Stated exercise: Return every line of the entries below without any changes, leaving out the pictures.
* start Records supplied *
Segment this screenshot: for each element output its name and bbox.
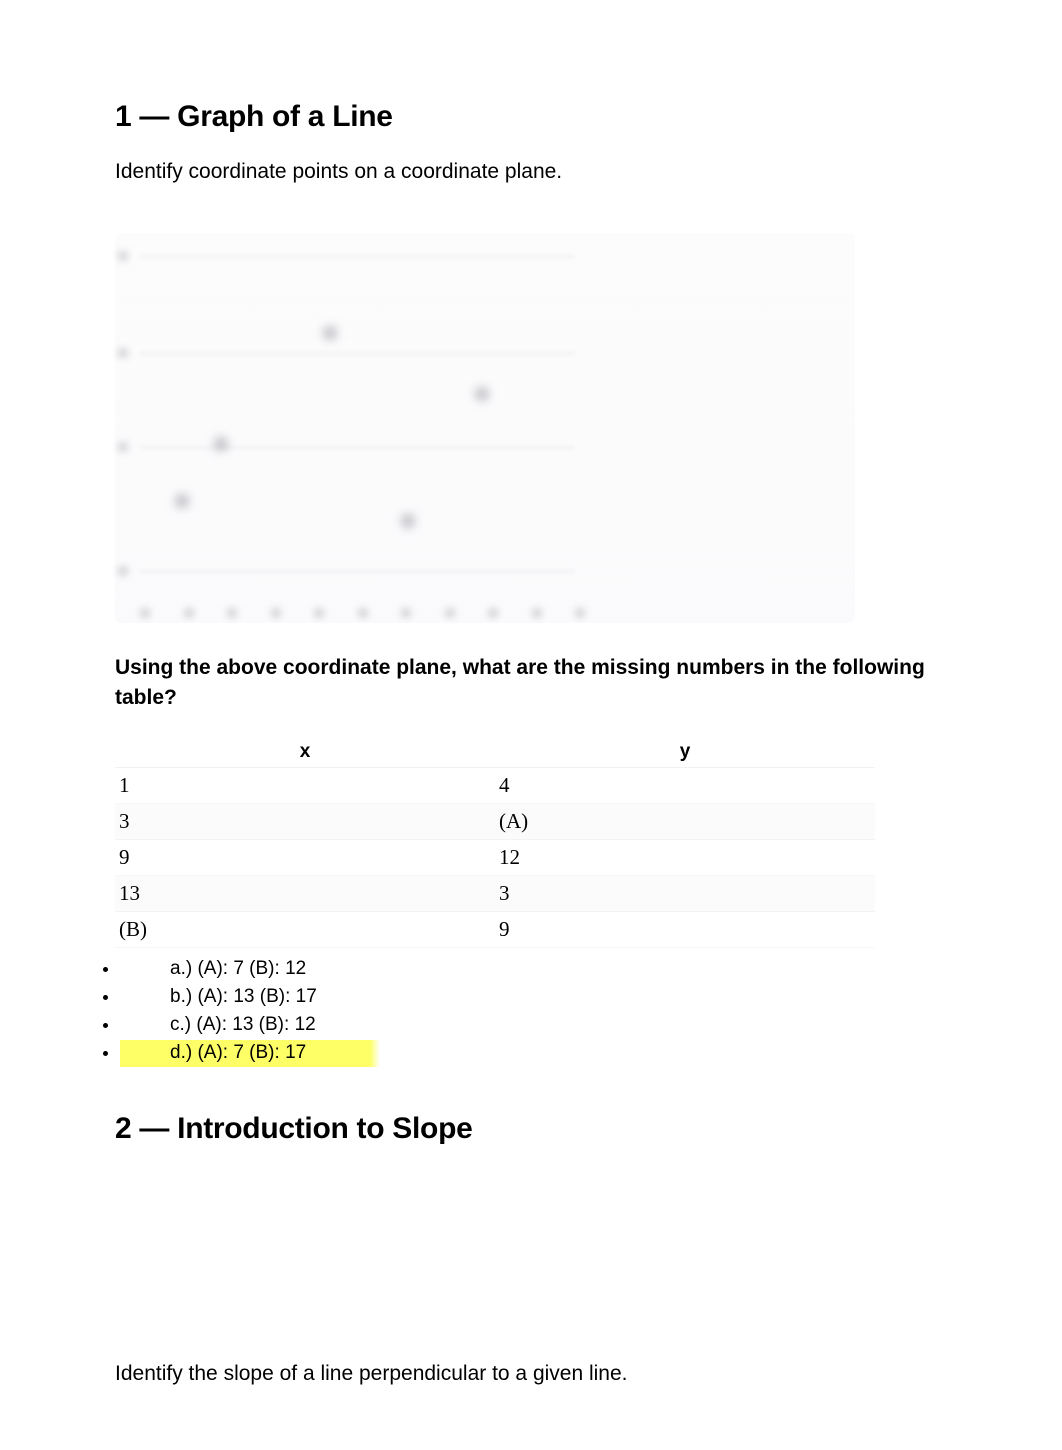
x-axis-label-blur bbox=[140, 608, 150, 618]
data-point bbox=[214, 437, 228, 451]
table-row: 14 bbox=[115, 768, 875, 804]
content-column: 1 — Graph of a Line Identify coordinate … bbox=[115, 100, 982, 1390]
answer-list: a.) (A): 7 (B): 12 b.) (A): 13 (B): 17 c… bbox=[115, 956, 982, 1067]
cell-x: 13 bbox=[115, 876, 495, 912]
section-2-intro: Identify the slope of a line perpendicul… bbox=[115, 1358, 982, 1390]
data-point bbox=[323, 326, 337, 340]
grid-line bbox=[140, 256, 575, 257]
section-2-body-gap bbox=[115, 1168, 982, 1358]
grid-line bbox=[140, 353, 575, 354]
table-row: 3(A) bbox=[115, 804, 875, 840]
chart-grid bbox=[140, 253, 575, 588]
xy-table: x y 143(A)912133(B)9 bbox=[115, 737, 875, 948]
table-row: 133 bbox=[115, 876, 875, 912]
table-row: 912 bbox=[115, 840, 875, 876]
section-2-title: 2 — Introduction to Slope bbox=[115, 1112, 982, 1146]
xy-table-wrapper: x y 143(A)912133(B)9 bbox=[115, 737, 982, 948]
y-axis-label-blur bbox=[118, 348, 128, 358]
cell-y: 9 bbox=[495, 912, 875, 948]
table-row: (B)9 bbox=[115, 912, 875, 948]
fade-overlay bbox=[115, 1208, 982, 1358]
col-header-x: x bbox=[115, 737, 495, 768]
cell-x: 9 bbox=[115, 840, 495, 876]
x-axis-label-blur bbox=[358, 608, 368, 618]
grid-line bbox=[140, 571, 575, 572]
grid-line bbox=[140, 447, 575, 448]
y-axis-label-blur bbox=[118, 566, 128, 576]
x-axis-label-blur bbox=[401, 608, 411, 618]
section-1-title: 1 — Graph of a Line bbox=[115, 100, 982, 134]
cell-y: 4 bbox=[495, 768, 875, 804]
col-header-y: y bbox=[495, 737, 875, 768]
answer-c: c.) (A): 13 (B): 12 bbox=[120, 1012, 982, 1039]
data-point bbox=[401, 514, 415, 528]
cell-x: 1 bbox=[115, 768, 495, 804]
y-axis-label-blur bbox=[118, 442, 128, 452]
answer-d: d.) (A): 7 (B): 17 bbox=[120, 1040, 982, 1067]
coordinate-plane-chart bbox=[115, 233, 855, 623]
data-point bbox=[175, 494, 189, 508]
x-axis-label-blur bbox=[575, 608, 585, 618]
data-point bbox=[475, 387, 489, 401]
section-1-intro: Identify coordinate points on a coordina… bbox=[115, 156, 982, 188]
x-axis-label-blur bbox=[184, 608, 194, 618]
x-axis-label-blur bbox=[488, 608, 498, 618]
x-axis-label-blur bbox=[445, 608, 455, 618]
cell-x: (B) bbox=[115, 912, 495, 948]
cell-x: 3 bbox=[115, 804, 495, 840]
cell-y: 12 bbox=[495, 840, 875, 876]
cell-y: 3 bbox=[495, 876, 875, 912]
x-axis-label-blur bbox=[271, 608, 281, 618]
cell-y: (A) bbox=[495, 804, 875, 840]
x-axis-label-blur bbox=[227, 608, 237, 618]
page: 1 — Graph of a Line Identify coordinate … bbox=[0, 0, 1062, 1450]
answer-b: b.) (A): 13 (B): 17 bbox=[120, 984, 982, 1011]
answer-a: a.) (A): 7 (B): 12 bbox=[120, 956, 982, 983]
x-axis-label-blur bbox=[532, 608, 542, 618]
question-text: Using the above coordinate plane, what a… bbox=[115, 653, 982, 714]
y-axis-label-blur bbox=[118, 251, 128, 261]
x-axis-label-blur bbox=[314, 608, 324, 618]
* end Records supplied *
Result:
Segment this screenshot: for each element output its name and bbox.
x-axis-label-blur bbox=[140, 608, 150, 618]
data-point bbox=[214, 437, 228, 451]
table-row: 14 bbox=[115, 768, 875, 804]
content-column: 1 — Graph of a Line Identify coordinate … bbox=[115, 100, 982, 1390]
answer-list: a.) (A): 7 (B): 12 b.) (A): 13 (B): 17 c… bbox=[115, 956, 982, 1067]
cell-x: 13 bbox=[115, 876, 495, 912]
section-2-intro: Identify the slope of a line perpendicul… bbox=[115, 1358, 982, 1390]
data-point bbox=[323, 326, 337, 340]
grid-line bbox=[140, 256, 575, 257]
section-2-body-gap bbox=[115, 1168, 982, 1358]
grid-line bbox=[140, 353, 575, 354]
table-row: 3(A) bbox=[115, 804, 875, 840]
chart-grid bbox=[140, 253, 575, 588]
xy-table: x y 143(A)912133(B)9 bbox=[115, 737, 875, 948]
table-row: 133 bbox=[115, 876, 875, 912]
table-row: 912 bbox=[115, 840, 875, 876]
section-2-title: 2 — Introduction to Slope bbox=[115, 1112, 982, 1146]
xy-table-wrapper: x y 143(A)912133(B)9 bbox=[115, 737, 982, 948]
y-axis-label-blur bbox=[118, 348, 128, 358]
cell-y: 9 bbox=[495, 912, 875, 948]
table-row: (B)9 bbox=[115, 912, 875, 948]
fade-overlay bbox=[115, 1208, 982, 1358]
col-header-x: x bbox=[115, 737, 495, 768]
cell-x: 9 bbox=[115, 840, 495, 876]
x-axis-label-blur bbox=[358, 608, 368, 618]
grid-line bbox=[140, 571, 575, 572]
grid-line bbox=[140, 447, 575, 448]
y-axis-label-blur bbox=[118, 566, 128, 576]
x-axis-label-blur bbox=[401, 608, 411, 618]
section-1-title: 1 — Graph of a Line bbox=[115, 100, 982, 134]
cell-y: 4 bbox=[495, 768, 875, 804]
col-header-y: y bbox=[495, 737, 875, 768]
answer-c: c.) (A): 13 (B): 12 bbox=[120, 1012, 982, 1039]
data-point bbox=[401, 514, 415, 528]
cell-x: 1 bbox=[115, 768, 495, 804]
y-axis-label-blur bbox=[118, 442, 128, 452]
answer-d: d.) (A): 7 (B): 17 bbox=[120, 1040, 982, 1067]
coordinate-plane-chart bbox=[115, 233, 855, 623]
data-point bbox=[175, 494, 189, 508]
x-axis-label-blur bbox=[575, 608, 585, 618]
data-point bbox=[475, 387, 489, 401]
section-1-intro: Identify coordinate points on a coordina… bbox=[115, 156, 982, 188]
x-axis-label-blur bbox=[184, 608, 194, 618]
x-axis-label-blur bbox=[488, 608, 498, 618]
x-axis-label-blur bbox=[445, 608, 455, 618]
cell-x: (B) bbox=[115, 912, 495, 948]
cell-x: 3 bbox=[115, 804, 495, 840]
cell-y: 12 bbox=[495, 840, 875, 876]
cell-y: 3 bbox=[495, 876, 875, 912]
x-axis-label-blur bbox=[271, 608, 281, 618]
cell-y: (A) bbox=[495, 804, 875, 840]
x-axis-label-blur bbox=[227, 608, 237, 618]
page: 1 — Graph of a Line Identify coordinate … bbox=[0, 0, 1062, 1450]
answer-b: b.) (A): 13 (B): 17 bbox=[120, 984, 982, 1011]
answer-a: a.) (A): 7 (B): 12 bbox=[120, 956, 982, 983]
x-axis-label-blur bbox=[532, 608, 542, 618]
question-text: Using the above coordinate plane, what a… bbox=[115, 653, 982, 714]
y-axis-label-blur bbox=[118, 251, 128, 261]
x-axis-label-blur bbox=[314, 608, 324, 618]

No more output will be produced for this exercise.